EXERCISE BRIEF - Copy whichever lines contain the string "hydrique".

[Raw records]
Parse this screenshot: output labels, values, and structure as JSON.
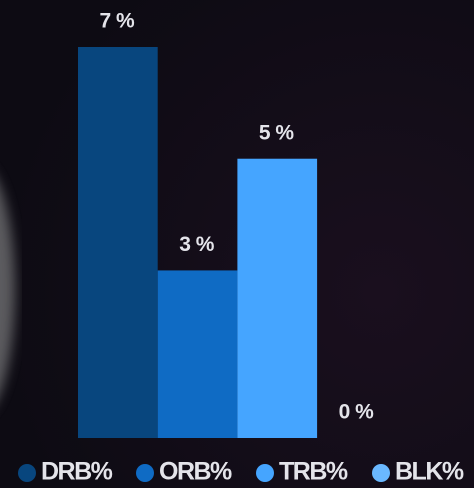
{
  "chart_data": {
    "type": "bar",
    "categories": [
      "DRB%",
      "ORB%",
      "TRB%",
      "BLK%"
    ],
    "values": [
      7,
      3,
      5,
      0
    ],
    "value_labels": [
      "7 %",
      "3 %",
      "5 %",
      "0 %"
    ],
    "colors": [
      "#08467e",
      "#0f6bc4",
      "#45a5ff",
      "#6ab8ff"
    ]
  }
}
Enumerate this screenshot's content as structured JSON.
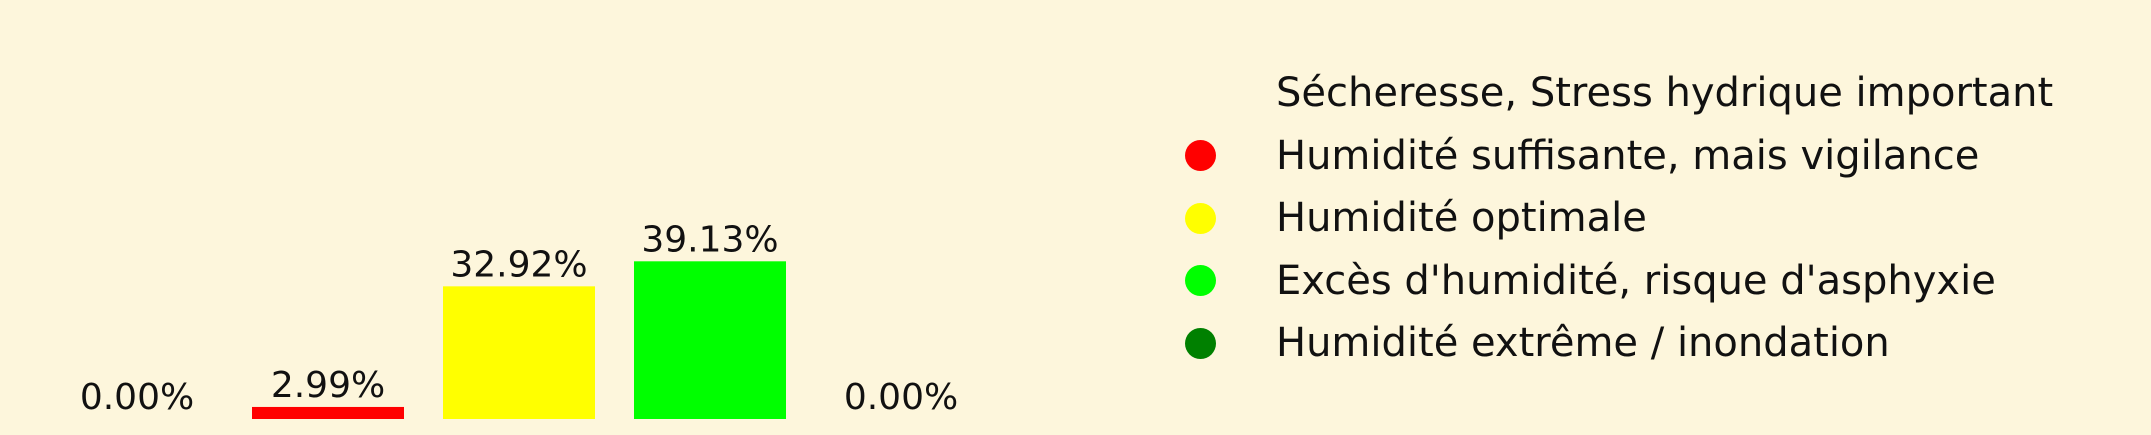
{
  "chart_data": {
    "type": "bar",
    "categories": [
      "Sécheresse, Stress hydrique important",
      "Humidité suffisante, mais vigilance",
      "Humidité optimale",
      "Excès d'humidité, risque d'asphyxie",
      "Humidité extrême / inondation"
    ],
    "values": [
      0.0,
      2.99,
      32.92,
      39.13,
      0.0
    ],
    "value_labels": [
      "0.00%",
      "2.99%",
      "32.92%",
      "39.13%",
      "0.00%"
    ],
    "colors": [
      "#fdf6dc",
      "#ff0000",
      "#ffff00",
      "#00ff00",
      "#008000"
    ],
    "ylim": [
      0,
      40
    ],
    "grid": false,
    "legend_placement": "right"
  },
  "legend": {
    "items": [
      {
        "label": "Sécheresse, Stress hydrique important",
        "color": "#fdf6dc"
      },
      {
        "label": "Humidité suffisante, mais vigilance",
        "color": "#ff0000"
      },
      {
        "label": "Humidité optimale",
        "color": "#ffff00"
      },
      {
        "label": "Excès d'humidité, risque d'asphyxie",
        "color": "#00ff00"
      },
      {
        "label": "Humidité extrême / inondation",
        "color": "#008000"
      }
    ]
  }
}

FULL OUTPUT -
      "Sécheresse, Stress hydrique important",
        "label": "Sécheresse, Stress hydrique important",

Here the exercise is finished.